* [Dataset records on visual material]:
● ● ● ● ●

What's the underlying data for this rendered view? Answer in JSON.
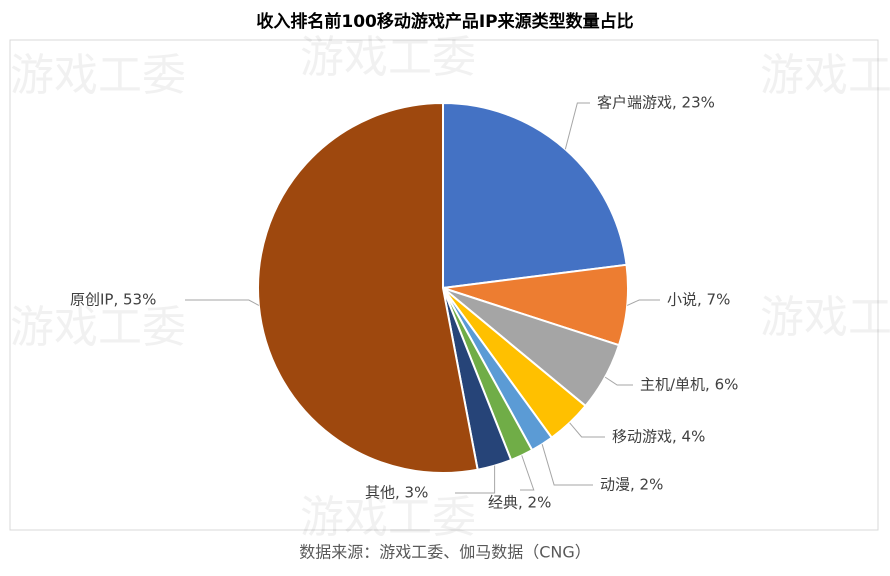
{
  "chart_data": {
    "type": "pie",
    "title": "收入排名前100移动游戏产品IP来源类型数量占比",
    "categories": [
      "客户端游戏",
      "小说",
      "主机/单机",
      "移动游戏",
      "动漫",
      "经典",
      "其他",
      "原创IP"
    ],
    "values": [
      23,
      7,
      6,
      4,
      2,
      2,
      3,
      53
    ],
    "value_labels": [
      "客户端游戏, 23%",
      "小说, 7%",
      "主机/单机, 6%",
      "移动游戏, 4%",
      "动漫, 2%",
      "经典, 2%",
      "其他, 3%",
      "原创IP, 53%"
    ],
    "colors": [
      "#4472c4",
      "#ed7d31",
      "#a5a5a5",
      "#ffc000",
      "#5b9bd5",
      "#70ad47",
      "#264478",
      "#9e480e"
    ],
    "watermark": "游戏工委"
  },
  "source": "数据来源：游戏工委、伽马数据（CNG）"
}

● ● ● ● ●

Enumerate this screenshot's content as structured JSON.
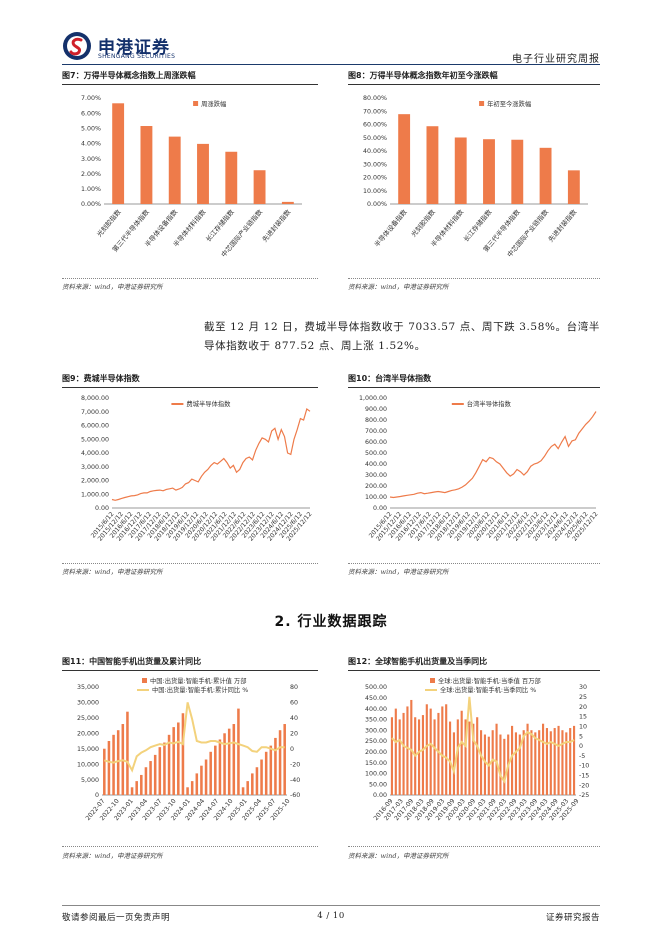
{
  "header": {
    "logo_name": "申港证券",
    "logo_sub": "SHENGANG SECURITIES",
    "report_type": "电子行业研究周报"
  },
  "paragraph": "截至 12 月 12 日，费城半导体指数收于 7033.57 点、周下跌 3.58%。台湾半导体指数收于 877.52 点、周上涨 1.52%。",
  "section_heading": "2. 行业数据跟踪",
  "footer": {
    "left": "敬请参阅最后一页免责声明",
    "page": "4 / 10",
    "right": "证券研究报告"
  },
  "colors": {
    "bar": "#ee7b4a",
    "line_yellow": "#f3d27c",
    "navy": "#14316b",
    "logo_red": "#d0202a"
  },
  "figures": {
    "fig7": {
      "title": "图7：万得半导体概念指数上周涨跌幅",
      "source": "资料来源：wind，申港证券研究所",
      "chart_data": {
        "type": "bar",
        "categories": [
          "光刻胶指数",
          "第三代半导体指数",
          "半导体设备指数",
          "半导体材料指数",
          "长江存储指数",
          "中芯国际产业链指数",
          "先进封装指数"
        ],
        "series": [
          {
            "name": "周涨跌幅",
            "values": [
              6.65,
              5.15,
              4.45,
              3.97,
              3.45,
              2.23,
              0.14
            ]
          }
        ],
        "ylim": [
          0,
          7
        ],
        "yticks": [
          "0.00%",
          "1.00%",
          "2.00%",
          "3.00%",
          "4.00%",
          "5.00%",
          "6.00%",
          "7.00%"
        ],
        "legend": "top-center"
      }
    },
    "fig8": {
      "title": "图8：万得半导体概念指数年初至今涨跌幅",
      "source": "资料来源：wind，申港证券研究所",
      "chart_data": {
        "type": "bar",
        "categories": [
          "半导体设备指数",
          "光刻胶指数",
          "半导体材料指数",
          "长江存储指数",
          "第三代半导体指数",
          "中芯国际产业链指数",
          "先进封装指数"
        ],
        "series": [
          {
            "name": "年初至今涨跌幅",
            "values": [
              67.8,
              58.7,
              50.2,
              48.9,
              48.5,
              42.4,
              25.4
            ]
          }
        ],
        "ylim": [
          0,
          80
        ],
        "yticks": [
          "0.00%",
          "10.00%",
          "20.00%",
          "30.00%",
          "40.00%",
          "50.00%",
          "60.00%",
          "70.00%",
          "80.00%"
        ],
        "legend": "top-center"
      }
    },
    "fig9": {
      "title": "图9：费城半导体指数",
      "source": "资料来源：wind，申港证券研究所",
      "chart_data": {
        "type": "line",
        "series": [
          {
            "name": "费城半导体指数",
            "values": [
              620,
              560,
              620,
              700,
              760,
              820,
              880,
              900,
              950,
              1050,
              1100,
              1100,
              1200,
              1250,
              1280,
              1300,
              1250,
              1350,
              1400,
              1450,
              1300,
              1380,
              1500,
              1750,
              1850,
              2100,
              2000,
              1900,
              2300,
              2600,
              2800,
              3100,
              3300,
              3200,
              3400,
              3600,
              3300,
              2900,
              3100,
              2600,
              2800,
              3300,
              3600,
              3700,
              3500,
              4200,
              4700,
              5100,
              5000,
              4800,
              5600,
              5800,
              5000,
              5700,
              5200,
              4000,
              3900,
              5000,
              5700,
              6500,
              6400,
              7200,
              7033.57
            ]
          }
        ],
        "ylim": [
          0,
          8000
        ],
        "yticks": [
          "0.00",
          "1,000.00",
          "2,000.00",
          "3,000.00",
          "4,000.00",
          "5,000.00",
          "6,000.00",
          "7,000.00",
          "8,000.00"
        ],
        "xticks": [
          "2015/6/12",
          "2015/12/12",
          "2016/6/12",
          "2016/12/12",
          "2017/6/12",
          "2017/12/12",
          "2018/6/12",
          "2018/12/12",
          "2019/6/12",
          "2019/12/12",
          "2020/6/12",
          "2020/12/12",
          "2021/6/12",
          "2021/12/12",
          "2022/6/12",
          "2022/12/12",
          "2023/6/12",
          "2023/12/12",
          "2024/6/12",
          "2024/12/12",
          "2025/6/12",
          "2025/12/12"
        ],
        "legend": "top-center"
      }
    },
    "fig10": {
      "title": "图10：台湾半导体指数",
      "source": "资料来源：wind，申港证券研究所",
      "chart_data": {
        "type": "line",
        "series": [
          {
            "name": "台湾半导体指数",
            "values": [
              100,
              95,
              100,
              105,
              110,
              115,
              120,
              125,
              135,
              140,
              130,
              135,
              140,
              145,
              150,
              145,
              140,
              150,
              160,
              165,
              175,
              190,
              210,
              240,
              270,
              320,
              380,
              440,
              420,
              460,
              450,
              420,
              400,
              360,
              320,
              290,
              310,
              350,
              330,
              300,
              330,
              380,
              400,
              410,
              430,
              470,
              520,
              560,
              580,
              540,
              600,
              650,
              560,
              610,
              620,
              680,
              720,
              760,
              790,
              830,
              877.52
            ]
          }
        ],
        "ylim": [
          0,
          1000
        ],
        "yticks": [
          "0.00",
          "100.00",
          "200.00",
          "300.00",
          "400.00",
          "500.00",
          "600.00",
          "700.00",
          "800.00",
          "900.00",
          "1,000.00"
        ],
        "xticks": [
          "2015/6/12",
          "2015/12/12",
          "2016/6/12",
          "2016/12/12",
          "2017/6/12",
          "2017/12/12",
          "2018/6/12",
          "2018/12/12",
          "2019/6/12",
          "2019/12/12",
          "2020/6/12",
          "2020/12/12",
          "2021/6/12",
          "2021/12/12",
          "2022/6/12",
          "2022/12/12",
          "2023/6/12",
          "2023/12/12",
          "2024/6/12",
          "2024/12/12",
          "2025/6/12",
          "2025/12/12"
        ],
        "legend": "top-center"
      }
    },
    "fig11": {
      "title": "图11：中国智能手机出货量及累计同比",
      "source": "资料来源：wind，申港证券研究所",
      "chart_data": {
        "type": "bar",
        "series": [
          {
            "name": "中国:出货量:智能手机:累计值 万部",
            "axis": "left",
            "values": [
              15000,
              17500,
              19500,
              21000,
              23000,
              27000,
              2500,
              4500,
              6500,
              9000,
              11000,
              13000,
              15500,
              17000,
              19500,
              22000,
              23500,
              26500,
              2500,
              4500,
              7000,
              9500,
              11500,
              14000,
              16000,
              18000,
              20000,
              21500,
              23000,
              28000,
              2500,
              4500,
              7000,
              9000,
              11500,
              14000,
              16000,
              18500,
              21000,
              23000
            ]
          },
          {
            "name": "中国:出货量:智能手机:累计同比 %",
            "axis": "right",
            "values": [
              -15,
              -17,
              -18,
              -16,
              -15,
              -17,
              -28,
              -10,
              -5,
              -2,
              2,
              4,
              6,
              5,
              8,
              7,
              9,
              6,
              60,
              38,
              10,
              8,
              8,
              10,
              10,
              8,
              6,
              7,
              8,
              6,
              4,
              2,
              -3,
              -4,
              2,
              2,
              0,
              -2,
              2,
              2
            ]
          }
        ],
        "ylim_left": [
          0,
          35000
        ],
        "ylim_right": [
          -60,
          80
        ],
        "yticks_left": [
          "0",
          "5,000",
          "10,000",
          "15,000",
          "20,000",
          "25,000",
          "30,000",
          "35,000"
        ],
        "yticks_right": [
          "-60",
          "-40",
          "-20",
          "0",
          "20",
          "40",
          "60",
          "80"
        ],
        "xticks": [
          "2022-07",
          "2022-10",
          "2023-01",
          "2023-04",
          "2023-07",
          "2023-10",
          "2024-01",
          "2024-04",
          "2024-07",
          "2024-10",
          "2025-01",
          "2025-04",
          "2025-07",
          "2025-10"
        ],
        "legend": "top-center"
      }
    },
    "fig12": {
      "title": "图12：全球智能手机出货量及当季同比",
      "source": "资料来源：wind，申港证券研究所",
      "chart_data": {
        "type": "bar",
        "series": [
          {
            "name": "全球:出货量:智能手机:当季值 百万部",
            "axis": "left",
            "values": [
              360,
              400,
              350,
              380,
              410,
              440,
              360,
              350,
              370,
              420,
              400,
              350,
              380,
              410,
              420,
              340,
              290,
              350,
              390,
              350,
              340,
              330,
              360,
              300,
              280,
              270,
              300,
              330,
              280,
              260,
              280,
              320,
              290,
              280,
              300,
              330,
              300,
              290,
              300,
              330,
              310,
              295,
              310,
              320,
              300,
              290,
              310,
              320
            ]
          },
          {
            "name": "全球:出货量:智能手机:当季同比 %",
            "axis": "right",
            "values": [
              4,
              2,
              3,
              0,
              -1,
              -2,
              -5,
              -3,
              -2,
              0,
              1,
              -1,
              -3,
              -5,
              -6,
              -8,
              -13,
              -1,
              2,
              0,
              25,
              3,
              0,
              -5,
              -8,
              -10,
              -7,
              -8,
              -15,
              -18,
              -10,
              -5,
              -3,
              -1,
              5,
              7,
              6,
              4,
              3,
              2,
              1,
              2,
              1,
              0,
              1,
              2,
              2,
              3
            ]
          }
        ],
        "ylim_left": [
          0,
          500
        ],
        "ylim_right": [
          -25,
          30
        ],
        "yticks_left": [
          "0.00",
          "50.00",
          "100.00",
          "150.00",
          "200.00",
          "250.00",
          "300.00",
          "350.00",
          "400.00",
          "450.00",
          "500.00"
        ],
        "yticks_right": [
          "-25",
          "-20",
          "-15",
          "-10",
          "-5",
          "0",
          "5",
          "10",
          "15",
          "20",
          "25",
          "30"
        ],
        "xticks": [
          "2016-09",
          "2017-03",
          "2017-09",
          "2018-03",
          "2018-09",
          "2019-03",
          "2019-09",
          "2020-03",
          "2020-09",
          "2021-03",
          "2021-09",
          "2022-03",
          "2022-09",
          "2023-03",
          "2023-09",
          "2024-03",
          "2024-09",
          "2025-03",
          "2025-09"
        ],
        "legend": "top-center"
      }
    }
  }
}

● ● ● ● ●

* [Written task]:
Among the records above, find each line holding the string "JSON" and pull it out.

* [Solved exercise]:
What's the underlying data for this rendered view? Answer in JSON.
Enumerate this screenshot's content as structured JSON.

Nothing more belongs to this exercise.